* What needs to be done *
Return every line of the material exactly.

* Stored data *

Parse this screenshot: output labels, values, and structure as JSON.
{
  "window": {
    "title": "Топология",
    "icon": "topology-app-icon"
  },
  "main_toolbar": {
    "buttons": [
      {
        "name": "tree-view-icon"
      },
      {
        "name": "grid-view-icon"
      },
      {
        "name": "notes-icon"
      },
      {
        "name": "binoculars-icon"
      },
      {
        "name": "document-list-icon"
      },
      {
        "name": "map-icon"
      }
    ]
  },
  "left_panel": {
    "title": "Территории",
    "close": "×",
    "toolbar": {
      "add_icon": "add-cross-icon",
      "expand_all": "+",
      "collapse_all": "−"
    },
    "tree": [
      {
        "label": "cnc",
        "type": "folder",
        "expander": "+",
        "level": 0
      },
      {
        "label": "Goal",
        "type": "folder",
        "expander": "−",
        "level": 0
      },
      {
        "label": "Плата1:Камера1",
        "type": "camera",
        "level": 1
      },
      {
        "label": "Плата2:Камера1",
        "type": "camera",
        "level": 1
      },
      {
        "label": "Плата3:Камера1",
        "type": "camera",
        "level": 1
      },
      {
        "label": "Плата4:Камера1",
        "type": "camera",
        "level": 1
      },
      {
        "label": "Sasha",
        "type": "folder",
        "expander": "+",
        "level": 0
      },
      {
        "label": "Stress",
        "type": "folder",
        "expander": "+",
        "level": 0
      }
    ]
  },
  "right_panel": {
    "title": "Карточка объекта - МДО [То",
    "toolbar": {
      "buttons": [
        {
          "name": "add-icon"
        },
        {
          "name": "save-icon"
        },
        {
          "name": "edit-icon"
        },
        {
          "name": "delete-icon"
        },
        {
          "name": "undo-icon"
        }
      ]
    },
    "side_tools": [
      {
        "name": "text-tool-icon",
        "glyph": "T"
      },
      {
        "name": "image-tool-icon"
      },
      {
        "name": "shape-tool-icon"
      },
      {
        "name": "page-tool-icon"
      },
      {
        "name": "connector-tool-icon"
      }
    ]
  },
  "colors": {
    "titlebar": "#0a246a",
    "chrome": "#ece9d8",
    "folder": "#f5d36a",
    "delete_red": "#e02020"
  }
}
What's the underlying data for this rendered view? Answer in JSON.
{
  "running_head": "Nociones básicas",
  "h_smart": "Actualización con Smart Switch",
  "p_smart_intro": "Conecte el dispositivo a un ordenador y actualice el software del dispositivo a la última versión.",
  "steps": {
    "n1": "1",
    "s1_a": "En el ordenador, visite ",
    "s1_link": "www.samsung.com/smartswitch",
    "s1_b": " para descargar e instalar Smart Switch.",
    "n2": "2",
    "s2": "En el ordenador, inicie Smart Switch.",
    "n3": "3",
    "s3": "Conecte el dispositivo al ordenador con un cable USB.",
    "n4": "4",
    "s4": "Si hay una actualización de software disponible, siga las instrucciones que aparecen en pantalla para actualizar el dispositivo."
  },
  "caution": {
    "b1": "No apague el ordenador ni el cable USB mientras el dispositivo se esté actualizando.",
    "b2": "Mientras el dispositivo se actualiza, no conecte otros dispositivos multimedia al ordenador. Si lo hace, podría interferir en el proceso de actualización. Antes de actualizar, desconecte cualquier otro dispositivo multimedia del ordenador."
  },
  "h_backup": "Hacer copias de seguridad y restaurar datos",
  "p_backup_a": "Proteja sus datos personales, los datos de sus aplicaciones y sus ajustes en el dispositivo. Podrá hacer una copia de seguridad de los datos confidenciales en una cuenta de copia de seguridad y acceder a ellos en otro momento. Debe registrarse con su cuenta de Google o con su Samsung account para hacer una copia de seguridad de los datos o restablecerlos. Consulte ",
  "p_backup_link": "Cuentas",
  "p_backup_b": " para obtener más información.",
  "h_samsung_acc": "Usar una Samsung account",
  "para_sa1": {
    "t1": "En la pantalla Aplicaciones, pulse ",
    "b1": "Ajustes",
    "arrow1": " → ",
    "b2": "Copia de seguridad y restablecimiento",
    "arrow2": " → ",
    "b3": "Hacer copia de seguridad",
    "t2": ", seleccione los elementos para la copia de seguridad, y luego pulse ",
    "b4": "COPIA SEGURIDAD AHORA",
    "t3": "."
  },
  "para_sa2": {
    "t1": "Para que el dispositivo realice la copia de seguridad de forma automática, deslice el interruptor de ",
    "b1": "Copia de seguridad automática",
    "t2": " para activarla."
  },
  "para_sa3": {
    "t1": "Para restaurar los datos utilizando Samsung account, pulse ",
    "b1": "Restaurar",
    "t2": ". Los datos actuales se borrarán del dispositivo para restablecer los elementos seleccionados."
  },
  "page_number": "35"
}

* Problem solution *
Parse this screenshot: output labels, values, and structure as JSON.
{
  "window": {
    "title": "Топология",
    "icon": "topology-app-icon"
  },
  "main_toolbar": {
    "buttons": [
      {
        "name": "tree-view-icon"
      },
      {
        "name": "grid-view-icon"
      },
      {
        "name": "notes-icon"
      },
      {
        "name": "binoculars-icon"
      },
      {
        "name": "document-list-icon"
      },
      {
        "name": "map-icon"
      }
    ]
  },
  "left_panel": {
    "title": "Территории",
    "close": "×",
    "toolbar": {
      "add_icon": "add-cross-icon",
      "expand_all": "+",
      "collapse_all": "−"
    },
    "tree": [
      {
        "label": "cnc",
        "type": "folder",
        "expander": "+",
        "level": 0
      },
      {
        "label": "Goal",
        "type": "folder",
        "expander": "−",
        "level": 0
      },
      {
        "label": "Плата1:Камера1",
        "type": "camera",
        "level": 1
      },
      {
        "label": "Плата2:Камера1",
        "type": "camera",
        "level": 1
      },
      {
        "label": "Плата3:Камера1",
        "type": "camera",
        "level": 1
      },
      {
        "label": "Плата4:Камера1",
        "type": "camera",
        "level": 1
      },
      {
        "label": "Sasha",
        "type": "folder",
        "expander": "+",
        "level": 0
      },
      {
        "label": "Stress",
        "type": "folder",
        "expander": "+",
        "level": 0
      }
    ]
  },
  "right_panel": {
    "title": "Карточка объекта - МДО [То",
    "toolbar": {
      "buttons": [
        {
          "name": "add-icon"
        },
        {
          "name": "save-icon"
        },
        {
          "name": "edit-icon"
        },
        {
          "name": "delete-icon"
        },
        {
          "name": "undo-icon"
        }
      ]
    },
    "side_tools": [
      {
        "name": "text-tool-icon",
        "glyph": "T"
      },
      {
        "name": "image-tool-icon"
      },
      {
        "name": "shape-tool-icon"
      },
      {
        "name": "page-tool-icon"
      },
      {
        "name": "connector-tool-icon"
      }
    ]
  },
  "colors": {
    "titlebar": "#0a246a",
    "chrome": "#ece9d8",
    "folder": "#f5d36a",
    "delete_red": "#e02020"
  }
}
What's the underlying data for this rendered view? Answer in JSON.
{
  "running_head": "Nociones básicas",
  "h_smart": "Actualización con Smart Switch",
  "p_smart_intro": "Conecte el dispositivo a un ordenador y actualice el software del dispositivo a la última versión.",
  "steps": {
    "n1": "1",
    "s1_a": "En el ordenador, visite ",
    "s1_link": "www.samsung.com/smartswitch",
    "s1_b": " para descargar e instalar Smart Switch.",
    "n2": "2",
    "s2": "En el ordenador, inicie Smart Switch.",
    "n3": "3",
    "s3": "Conecte el dispositivo al ordenador con un cable USB.",
    "n4": "4",
    "s4": "Si hay una actualización de software disponible, siga las instrucciones que aparecen en pantalla para actualizar el dispositivo."
  },
  "caution": {
    "b1": "No apague el ordenador ni el cable USB mientras el dispositivo se esté actualizando.",
    "b2": "Mientras el dispositivo se actualiza, no conecte otros dispositivos multimedia al ordenador. Si lo hace, podría interferir en el proceso de actualización. Antes de actualizar, desconecte cualquier otro dispositivo multimedia del ordenador."
  },
  "h_backup": "Hacer copias de seguridad y restaurar datos",
  "p_backup_a": "Proteja sus datos personales, los datos de sus aplicaciones y sus ajustes en el dispositivo. Podrá hacer una copia de seguridad de los datos confidenciales en una cuenta de copia de seguridad y acceder a ellos en otro momento. Debe registrarse con su cuenta de Google o con su Samsung account para hacer una copia de seguridad de los datos o restablecerlos. Consulte ",
  "p_backup_link": "Cuentas",
  "p_backup_b": " para obtener más información.",
  "h_samsung_acc": "Usar una Samsung account",
  "para_sa1": {
    "t1": "En la pantalla Aplicaciones, pulse ",
    "b1": "Ajustes",
    "arrow1": " → ",
    "b2": "Copia de seguridad y restablecimiento",
    "arrow2": " → ",
    "b3": "Hacer copia de seguridad",
    "t2": ", seleccione los elementos para la copia de seguridad, y luego pulse ",
    "b4": "COPIA SEGURIDAD AHORA",
    "t3": "."
  },
  "para_sa2": {
    "t1": "Para que el dispositivo realice la copia de seguridad de forma automática, deslice el interruptor de ",
    "b1": "Copia de seguridad automática",
    "t2": " para activarla."
  },
  "para_sa3": {
    "t1": "Para restaurar los datos utilizando Samsung account, pulse ",
    "b1": "Restaurar",
    "t2": ". Los datos actuales se borrarán del dispositivo para restablecer los elementos seleccionados."
  },
  "page_number": "35"
}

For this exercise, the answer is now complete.